____ RAW DATA

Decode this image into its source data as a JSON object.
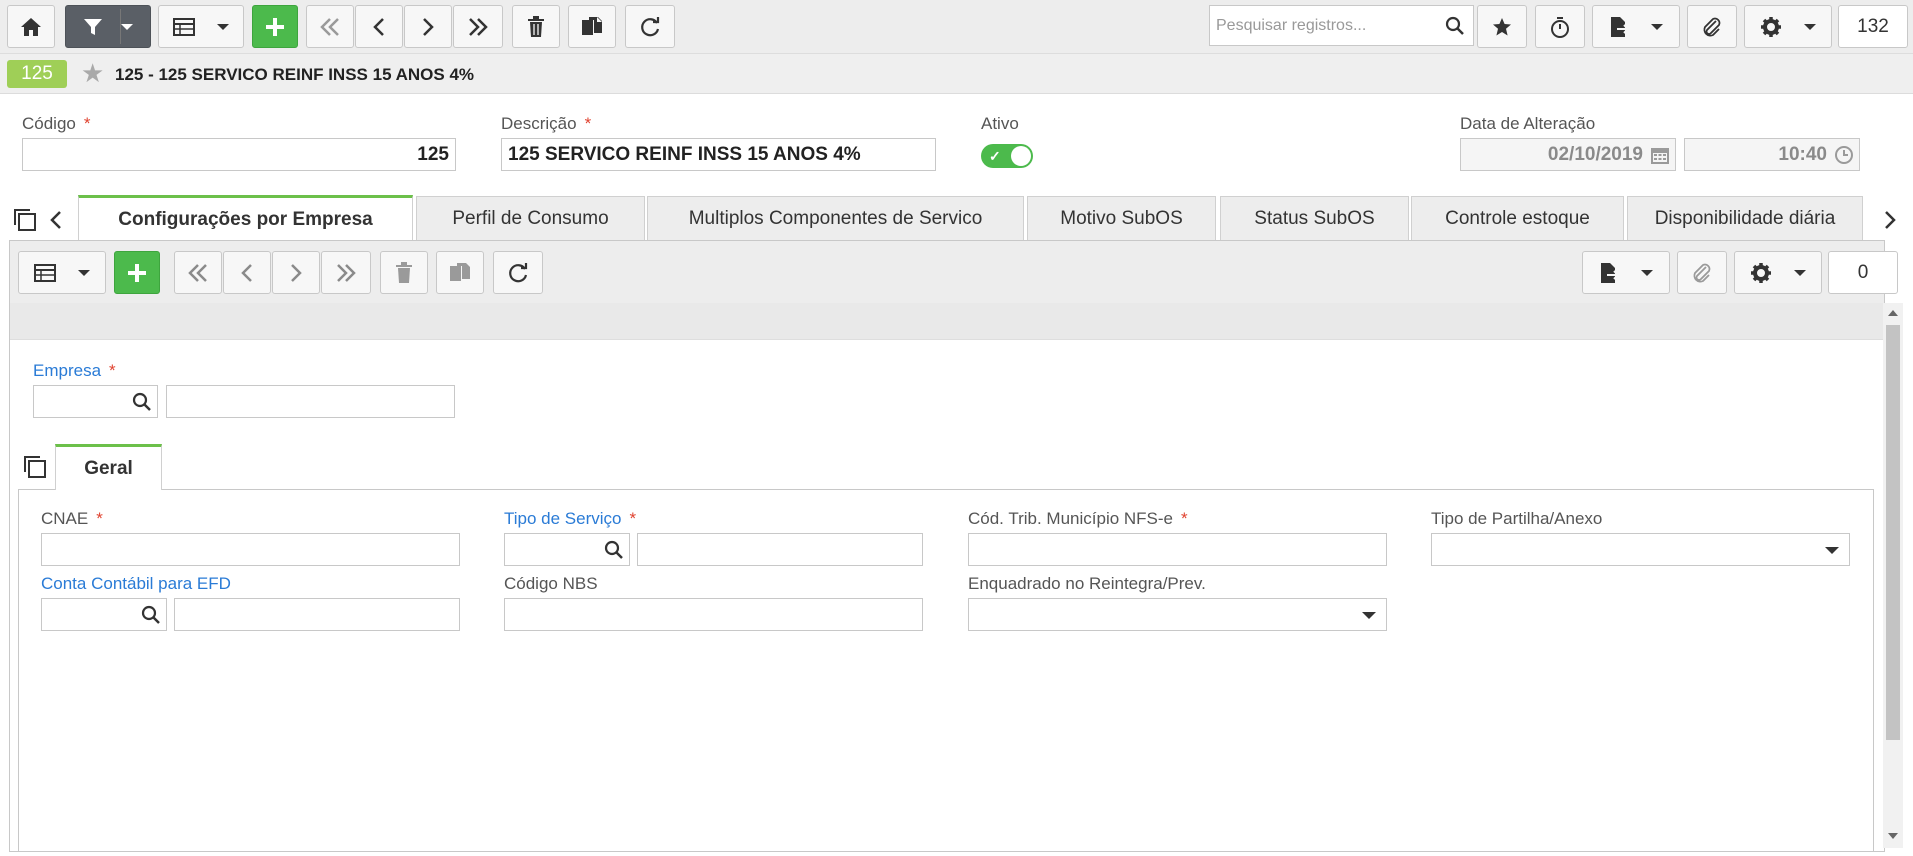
{
  "toolbar": {
    "search_placeholder": "Pesquisar registros...",
    "record_count": "132"
  },
  "header": {
    "record_badge": "125",
    "title": "125 - 125 SERVICO REINF INSS 15 ANOS 4%"
  },
  "form": {
    "codigo_label": "Código",
    "codigo_value": "125",
    "descricao_label": "Descrição",
    "descricao_value": "125 SERVICO REINF INSS 15 ANOS 4%",
    "ativo_label": "Ativo",
    "ativo_on": true,
    "data_alteracao_label": "Data de Alteração",
    "data_value": "02/10/2019",
    "hora_value": "10:40",
    "required_mark": "*"
  },
  "tabs": [
    {
      "label": "Configurações por Empresa",
      "active": true
    },
    {
      "label": "Perfil de Consumo"
    },
    {
      "label": "Multiplos Componentes de Servico"
    },
    {
      "label": "Motivo SubOS"
    },
    {
      "label": "Status SubOS"
    },
    {
      "label": "Controle estoque"
    },
    {
      "label": "Disponibilidade diária"
    }
  ],
  "subtoolbar": {
    "record_count": "0"
  },
  "empresa_section": {
    "empresa_label": "Empresa"
  },
  "inner_tab": {
    "label": "Geral"
  },
  "geral": {
    "cnae_label": "CNAE",
    "tipo_servico_label": "Tipo de Serviço",
    "cod_trib_label": "Cód. Trib. Município NFS-e",
    "tipo_partilha_label": "Tipo de Partilha/Anexo",
    "conta_contabil_label": "Conta Contábil para EFD",
    "codigo_nbs_label": "Código NBS",
    "enquadrado_label": "Enquadrado no Reintegra/Prev."
  },
  "colors": {
    "accent_green": "#4cba4c",
    "badge_green": "#9fcf57",
    "required_red": "#e0422f",
    "link_blue": "#2a7bd6"
  }
}
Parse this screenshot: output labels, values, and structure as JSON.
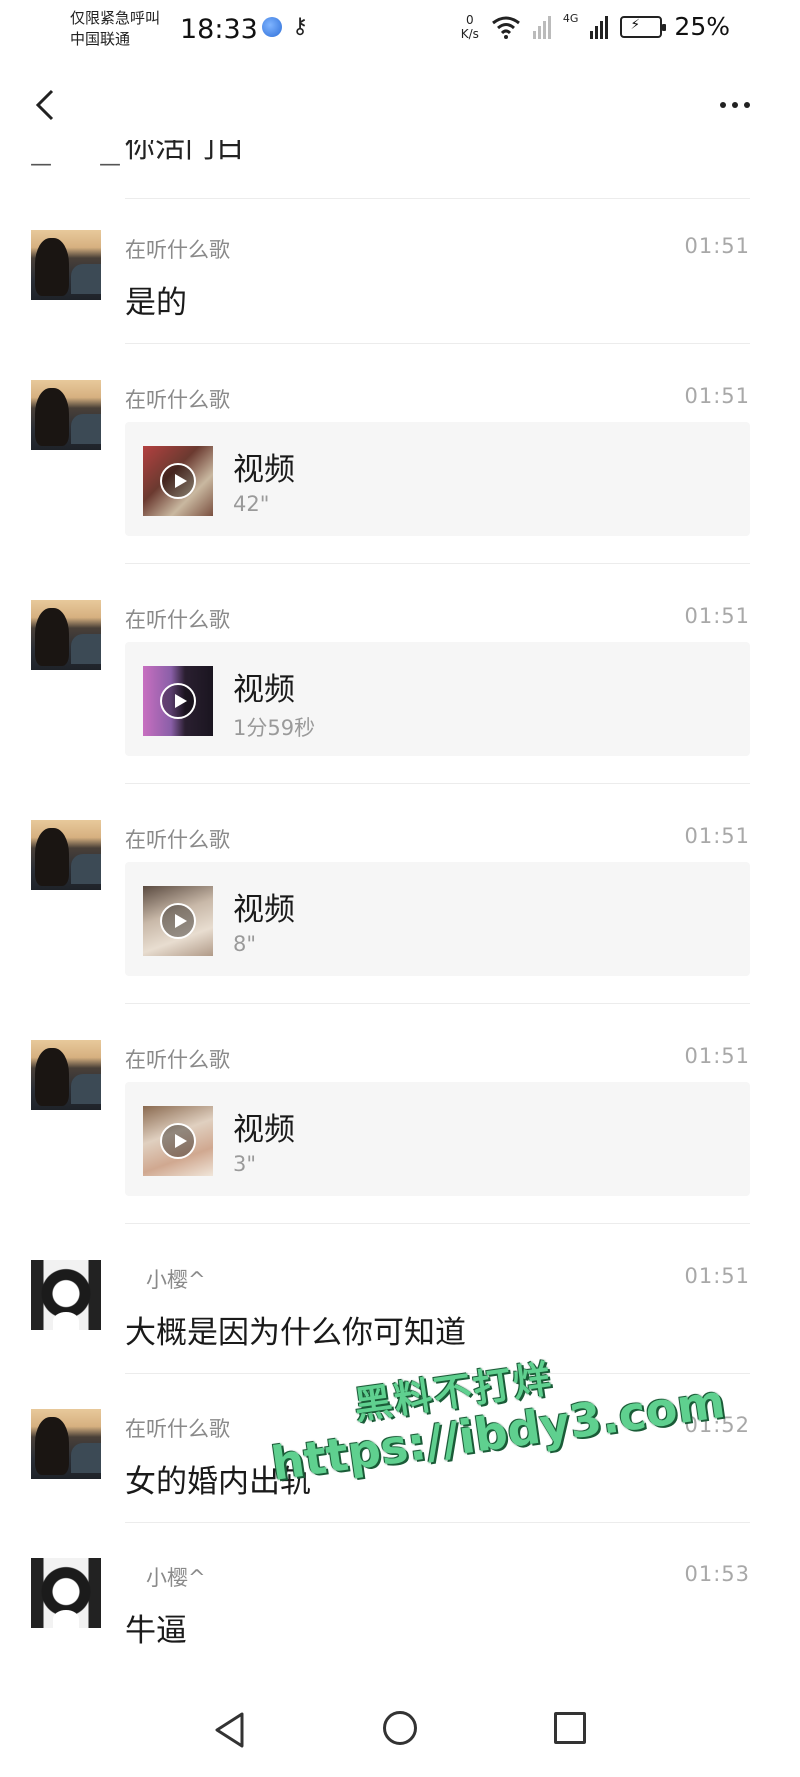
{
  "status_bar": {
    "carrier_line1": "仅限紧急呼叫",
    "carrier_line2": "中国联通",
    "time": "18:33",
    "net_speed_value": "0",
    "net_speed_unit": "K/s",
    "network_type": "4G",
    "battery_percent": "25%"
  },
  "header": {
    "back_icon": "chevron-left-icon",
    "more_icon": "more-dots-icon"
  },
  "partial_top_text": "你活门日",
  "messages": [
    {
      "sender": "在听什么歌",
      "time": "01:51",
      "kind": "text",
      "text": "是的"
    },
    {
      "sender": "在听什么歌",
      "time": "01:51",
      "kind": "video",
      "title": "视频",
      "duration": "42\""
    },
    {
      "sender": "在听什么歌",
      "time": "01:51",
      "kind": "video",
      "title": "视频",
      "duration": "1分59秒"
    },
    {
      "sender": "在听什么歌",
      "time": "01:51",
      "kind": "video",
      "title": "视频",
      "duration": "8\""
    },
    {
      "sender": "在听什么歌",
      "time": "01:51",
      "kind": "video",
      "title": "视频",
      "duration": "3\""
    },
    {
      "sender": "小樱^",
      "time": "01:51",
      "kind": "text",
      "text": "大概是因为什么你可知道"
    },
    {
      "sender": "在听什么歌",
      "time": "01:52",
      "kind": "text",
      "text": "女的婚内出轨"
    },
    {
      "sender": "小樱^",
      "time": "01:53",
      "kind": "text",
      "text": "牛逼"
    }
  ],
  "watermark": {
    "line1": "黑料不打烊",
    "line2": "https://ibdy3.com",
    "color": "#5fd08f"
  },
  "system_nav": {
    "back_icon": "triangle-back-icon",
    "home_icon": "circle-home-icon",
    "recents_icon": "square-recents-icon"
  }
}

________

THE REQUEST: Print the records above exactly as they stand, but leave out the pictures.

THE REPLY:
Decode this image into its source data as a JSON object.
{
  "toolbar": {
    "search_placeholder": "Pesquisar registros...",
    "record_count": "132"
  },
  "header": {
    "record_badge": "125",
    "title": "125 - 125 SERVICO REINF INSS 15 ANOS 4%"
  },
  "form": {
    "codigo_label": "Código",
    "codigo_value": "125",
    "descricao_label": "Descrição",
    "descricao_value": "125 SERVICO REINF INSS 15 ANOS 4%",
    "ativo_label": "Ativo",
    "ativo_on": true,
    "data_alteracao_label": "Data de Alteração",
    "data_value": "02/10/2019",
    "hora_value": "10:40",
    "required_mark": "*"
  },
  "tabs": [
    {
      "label": "Configurações por Empresa",
      "active": true
    },
    {
      "label": "Perfil de Consumo"
    },
    {
      "label": "Multiplos Componentes de Servico"
    },
    {
      "label": "Motivo SubOS"
    },
    {
      "label": "Status SubOS"
    },
    {
      "label": "Controle estoque"
    },
    {
      "label": "Disponibilidade diária"
    }
  ],
  "subtoolbar": {
    "record_count": "0"
  },
  "empresa_section": {
    "empresa_label": "Empresa"
  },
  "inner_tab": {
    "label": "Geral"
  },
  "geral": {
    "cnae_label": "CNAE",
    "tipo_servico_label": "Tipo de Serviço",
    "cod_trib_label": "Cód. Trib. Município NFS-e",
    "tipo_partilha_label": "Tipo de Partilha/Anexo",
    "conta_contabil_label": "Conta Contábil para EFD",
    "codigo_nbs_label": "Código NBS",
    "enquadrado_label": "Enquadrado no Reintegra/Prev."
  },
  "colors": {
    "accent_green": "#4cba4c",
    "badge_green": "#9fcf57",
    "required_red": "#e0422f",
    "link_blue": "#2a7bd6"
  }
}
Parse this screenshot: output labels, values, and structure as JSON.
{
  "status_bar": {
    "carrier_line1": "仅限紧急呼叫",
    "carrier_line2": "中国联通",
    "time": "18:33",
    "net_speed_value": "0",
    "net_speed_unit": "K/s",
    "network_type": "4G",
    "battery_percent": "25%"
  },
  "header": {
    "back_icon": "chevron-left-icon",
    "more_icon": "more-dots-icon"
  },
  "partial_top_text": "你活门日",
  "messages": [
    {
      "sender": "在听什么歌",
      "time": "01:51",
      "kind": "text",
      "text": "是的"
    },
    {
      "sender": "在听什么歌",
      "time": "01:51",
      "kind": "video",
      "title": "视频",
      "duration": "42\""
    },
    {
      "sender": "在听什么歌",
      "time": "01:51",
      "kind": "video",
      "title": "视频",
      "duration": "1分59秒"
    },
    {
      "sender": "在听什么歌",
      "time": "01:51",
      "kind": "video",
      "title": "视频",
      "duration": "8\""
    },
    {
      "sender": "在听什么歌",
      "time": "01:51",
      "kind": "video",
      "title": "视频",
      "duration": "3\""
    },
    {
      "sender": "小樱^",
      "time": "01:51",
      "kind": "text",
      "text": "大概是因为什么你可知道"
    },
    {
      "sender": "在听什么歌",
      "time": "01:52",
      "kind": "text",
      "text": "女的婚内出轨"
    },
    {
      "sender": "小樱^",
      "time": "01:53",
      "kind": "text",
      "text": "牛逼"
    }
  ],
  "watermark": {
    "line1": "黑料不打烊",
    "line2": "https://ibdy3.com",
    "color": "#5fd08f"
  },
  "system_nav": {
    "back_icon": "triangle-back-icon",
    "home_icon": "circle-home-icon",
    "recents_icon": "square-recents-icon"
  }
}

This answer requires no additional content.